[Records from a collection]

####################

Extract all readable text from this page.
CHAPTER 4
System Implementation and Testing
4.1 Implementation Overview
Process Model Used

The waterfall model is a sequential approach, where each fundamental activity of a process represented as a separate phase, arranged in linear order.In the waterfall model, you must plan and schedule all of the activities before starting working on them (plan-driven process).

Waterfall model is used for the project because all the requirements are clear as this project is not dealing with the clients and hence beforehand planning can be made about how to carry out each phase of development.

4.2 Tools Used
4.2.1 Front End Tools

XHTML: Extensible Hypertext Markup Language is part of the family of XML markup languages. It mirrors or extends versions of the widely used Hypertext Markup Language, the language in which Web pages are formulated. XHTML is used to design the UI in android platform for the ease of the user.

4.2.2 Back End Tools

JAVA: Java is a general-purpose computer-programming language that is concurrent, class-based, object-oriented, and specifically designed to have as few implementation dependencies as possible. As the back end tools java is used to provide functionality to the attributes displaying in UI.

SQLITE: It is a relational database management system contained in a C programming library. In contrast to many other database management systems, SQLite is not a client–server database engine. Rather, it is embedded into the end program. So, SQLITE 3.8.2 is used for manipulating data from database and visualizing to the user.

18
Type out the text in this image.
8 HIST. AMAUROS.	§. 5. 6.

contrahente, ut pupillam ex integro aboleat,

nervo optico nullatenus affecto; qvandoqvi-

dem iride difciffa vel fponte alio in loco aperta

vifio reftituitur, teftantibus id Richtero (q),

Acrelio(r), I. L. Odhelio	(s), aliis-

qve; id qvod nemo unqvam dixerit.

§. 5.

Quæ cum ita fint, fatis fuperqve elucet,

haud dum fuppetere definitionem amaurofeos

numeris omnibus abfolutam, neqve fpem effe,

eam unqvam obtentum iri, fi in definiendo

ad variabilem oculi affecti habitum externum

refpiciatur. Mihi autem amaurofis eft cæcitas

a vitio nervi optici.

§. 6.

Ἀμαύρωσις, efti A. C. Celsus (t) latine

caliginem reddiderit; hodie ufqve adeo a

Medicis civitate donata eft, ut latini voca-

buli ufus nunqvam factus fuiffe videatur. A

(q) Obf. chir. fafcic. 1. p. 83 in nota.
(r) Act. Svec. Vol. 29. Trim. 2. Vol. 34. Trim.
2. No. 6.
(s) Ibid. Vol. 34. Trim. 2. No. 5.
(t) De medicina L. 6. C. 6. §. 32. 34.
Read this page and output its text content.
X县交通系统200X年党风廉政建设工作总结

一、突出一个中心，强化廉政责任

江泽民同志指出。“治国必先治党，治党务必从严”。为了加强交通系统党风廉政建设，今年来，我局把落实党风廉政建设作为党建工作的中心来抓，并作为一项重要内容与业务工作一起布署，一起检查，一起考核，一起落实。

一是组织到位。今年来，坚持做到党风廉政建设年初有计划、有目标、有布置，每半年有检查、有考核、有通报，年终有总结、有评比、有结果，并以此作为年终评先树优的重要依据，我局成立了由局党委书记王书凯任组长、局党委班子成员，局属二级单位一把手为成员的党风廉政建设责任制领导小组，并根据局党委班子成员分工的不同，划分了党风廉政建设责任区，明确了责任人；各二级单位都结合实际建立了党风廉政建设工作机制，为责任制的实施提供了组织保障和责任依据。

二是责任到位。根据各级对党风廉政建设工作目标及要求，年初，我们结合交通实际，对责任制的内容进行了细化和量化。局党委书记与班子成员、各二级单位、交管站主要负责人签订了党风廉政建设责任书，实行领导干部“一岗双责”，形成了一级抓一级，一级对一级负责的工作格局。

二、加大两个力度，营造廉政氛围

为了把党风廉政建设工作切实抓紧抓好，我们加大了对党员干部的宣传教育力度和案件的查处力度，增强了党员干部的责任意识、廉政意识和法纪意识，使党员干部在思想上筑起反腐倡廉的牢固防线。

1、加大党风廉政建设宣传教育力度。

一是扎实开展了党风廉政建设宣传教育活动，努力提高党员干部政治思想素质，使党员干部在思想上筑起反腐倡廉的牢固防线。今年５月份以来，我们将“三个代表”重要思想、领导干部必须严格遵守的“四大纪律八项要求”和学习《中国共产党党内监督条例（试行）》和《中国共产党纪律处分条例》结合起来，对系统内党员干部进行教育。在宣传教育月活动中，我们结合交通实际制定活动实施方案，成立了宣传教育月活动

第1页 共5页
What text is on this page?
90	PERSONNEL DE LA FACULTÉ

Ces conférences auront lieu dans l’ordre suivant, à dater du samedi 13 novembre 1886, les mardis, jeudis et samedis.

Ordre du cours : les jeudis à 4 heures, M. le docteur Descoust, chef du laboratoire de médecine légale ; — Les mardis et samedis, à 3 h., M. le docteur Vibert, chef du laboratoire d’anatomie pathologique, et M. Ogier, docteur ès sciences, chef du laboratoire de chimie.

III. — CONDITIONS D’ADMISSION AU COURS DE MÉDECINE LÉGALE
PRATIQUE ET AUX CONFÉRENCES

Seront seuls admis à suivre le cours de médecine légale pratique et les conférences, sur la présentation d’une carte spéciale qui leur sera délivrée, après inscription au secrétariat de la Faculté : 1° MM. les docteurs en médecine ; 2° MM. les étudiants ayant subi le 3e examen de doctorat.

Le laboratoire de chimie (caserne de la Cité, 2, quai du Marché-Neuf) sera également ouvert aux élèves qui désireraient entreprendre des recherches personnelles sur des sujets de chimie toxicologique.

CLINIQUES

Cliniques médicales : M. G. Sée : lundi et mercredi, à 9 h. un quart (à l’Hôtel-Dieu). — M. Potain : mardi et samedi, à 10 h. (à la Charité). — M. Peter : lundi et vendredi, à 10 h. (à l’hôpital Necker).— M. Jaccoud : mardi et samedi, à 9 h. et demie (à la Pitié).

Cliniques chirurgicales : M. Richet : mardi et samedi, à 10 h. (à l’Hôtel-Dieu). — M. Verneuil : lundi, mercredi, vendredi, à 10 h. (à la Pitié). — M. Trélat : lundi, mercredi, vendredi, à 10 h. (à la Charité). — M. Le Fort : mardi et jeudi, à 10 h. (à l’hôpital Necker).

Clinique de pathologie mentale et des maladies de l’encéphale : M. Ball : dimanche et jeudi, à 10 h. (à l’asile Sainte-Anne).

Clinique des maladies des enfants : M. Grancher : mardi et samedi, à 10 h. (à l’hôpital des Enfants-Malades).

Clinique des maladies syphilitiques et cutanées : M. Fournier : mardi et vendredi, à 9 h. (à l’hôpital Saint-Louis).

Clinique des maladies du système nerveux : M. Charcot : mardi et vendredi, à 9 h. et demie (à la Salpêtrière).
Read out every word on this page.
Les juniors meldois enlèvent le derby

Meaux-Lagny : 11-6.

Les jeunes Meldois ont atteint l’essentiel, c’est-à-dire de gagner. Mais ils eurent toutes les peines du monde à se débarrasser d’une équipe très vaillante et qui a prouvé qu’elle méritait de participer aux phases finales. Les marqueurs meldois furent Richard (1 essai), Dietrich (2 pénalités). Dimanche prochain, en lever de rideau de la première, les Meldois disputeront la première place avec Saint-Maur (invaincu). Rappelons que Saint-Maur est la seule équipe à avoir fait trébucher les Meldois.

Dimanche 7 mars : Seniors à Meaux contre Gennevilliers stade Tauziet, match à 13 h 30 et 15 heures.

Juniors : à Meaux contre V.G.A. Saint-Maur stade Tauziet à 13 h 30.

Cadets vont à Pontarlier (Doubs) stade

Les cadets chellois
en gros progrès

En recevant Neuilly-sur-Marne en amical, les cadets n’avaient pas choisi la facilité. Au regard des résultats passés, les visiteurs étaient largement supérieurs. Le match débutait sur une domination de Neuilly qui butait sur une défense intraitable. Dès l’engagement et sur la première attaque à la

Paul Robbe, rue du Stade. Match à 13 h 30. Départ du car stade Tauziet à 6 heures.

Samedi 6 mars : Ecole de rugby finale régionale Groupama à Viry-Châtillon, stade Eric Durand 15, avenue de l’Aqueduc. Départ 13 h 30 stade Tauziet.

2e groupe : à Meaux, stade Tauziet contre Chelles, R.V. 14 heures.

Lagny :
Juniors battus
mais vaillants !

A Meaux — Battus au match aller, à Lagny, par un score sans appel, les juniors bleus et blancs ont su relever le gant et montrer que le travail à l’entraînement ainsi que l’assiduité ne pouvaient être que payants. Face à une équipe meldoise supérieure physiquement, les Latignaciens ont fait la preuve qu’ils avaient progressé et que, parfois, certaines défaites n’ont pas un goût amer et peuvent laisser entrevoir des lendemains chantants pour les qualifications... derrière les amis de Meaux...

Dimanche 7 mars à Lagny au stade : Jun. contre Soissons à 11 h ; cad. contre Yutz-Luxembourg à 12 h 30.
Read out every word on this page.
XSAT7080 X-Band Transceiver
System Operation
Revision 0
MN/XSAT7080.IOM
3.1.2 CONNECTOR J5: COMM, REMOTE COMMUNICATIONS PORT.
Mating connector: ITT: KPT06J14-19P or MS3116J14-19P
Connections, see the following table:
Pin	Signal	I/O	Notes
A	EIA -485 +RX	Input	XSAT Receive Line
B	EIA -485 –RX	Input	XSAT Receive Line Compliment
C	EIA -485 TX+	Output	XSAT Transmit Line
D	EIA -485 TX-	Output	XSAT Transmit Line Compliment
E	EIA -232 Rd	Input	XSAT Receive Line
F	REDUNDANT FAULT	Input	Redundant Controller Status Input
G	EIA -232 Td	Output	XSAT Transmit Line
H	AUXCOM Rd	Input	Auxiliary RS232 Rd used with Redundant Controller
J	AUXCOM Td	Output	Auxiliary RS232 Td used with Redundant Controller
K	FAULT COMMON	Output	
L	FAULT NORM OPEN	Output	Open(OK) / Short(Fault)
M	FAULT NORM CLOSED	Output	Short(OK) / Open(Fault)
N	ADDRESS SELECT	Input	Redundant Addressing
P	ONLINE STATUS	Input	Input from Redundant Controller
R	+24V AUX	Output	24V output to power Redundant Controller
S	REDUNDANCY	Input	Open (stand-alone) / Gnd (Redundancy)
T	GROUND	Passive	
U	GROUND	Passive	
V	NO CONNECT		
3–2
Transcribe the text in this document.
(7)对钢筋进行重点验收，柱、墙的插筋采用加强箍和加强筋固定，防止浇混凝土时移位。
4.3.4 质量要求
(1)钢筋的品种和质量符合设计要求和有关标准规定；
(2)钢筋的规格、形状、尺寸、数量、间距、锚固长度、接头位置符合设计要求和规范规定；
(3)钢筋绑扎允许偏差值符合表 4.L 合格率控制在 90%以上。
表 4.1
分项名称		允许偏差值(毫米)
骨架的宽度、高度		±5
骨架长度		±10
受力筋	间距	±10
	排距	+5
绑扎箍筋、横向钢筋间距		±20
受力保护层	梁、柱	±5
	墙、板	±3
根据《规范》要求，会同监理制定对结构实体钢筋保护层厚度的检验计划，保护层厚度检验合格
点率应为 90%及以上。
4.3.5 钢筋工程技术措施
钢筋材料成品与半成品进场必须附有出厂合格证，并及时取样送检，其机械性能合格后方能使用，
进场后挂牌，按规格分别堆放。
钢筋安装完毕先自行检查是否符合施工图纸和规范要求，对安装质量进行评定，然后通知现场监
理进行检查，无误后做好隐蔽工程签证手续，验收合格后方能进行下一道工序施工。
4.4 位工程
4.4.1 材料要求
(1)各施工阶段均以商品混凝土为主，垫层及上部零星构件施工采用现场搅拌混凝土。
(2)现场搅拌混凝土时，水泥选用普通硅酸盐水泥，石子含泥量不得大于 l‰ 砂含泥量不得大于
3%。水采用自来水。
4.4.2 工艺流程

####################

Exercise
Copy every line of the listing where the word "chimie" appears.

Result of this exercise
Ordre du cours : les jeudis à 4 heures, M. le docteur Descoust, chef du laboratoire de médecine légale ; — Les mardis et samedis, à 3 h., M. le docteur Vibert, chef du laboratoire d’anatomie pathologique, et M. Ogier, docteur ès sciences, chef du laboratoire de chimie.
Le laboratoire de chimie (caserne de la Cité, 2, quai du Marché-Neuf) sera également ouvert aux élèves qui désireraient entreprendre des recherches personnelles sur des sujets de chimie toxicologique.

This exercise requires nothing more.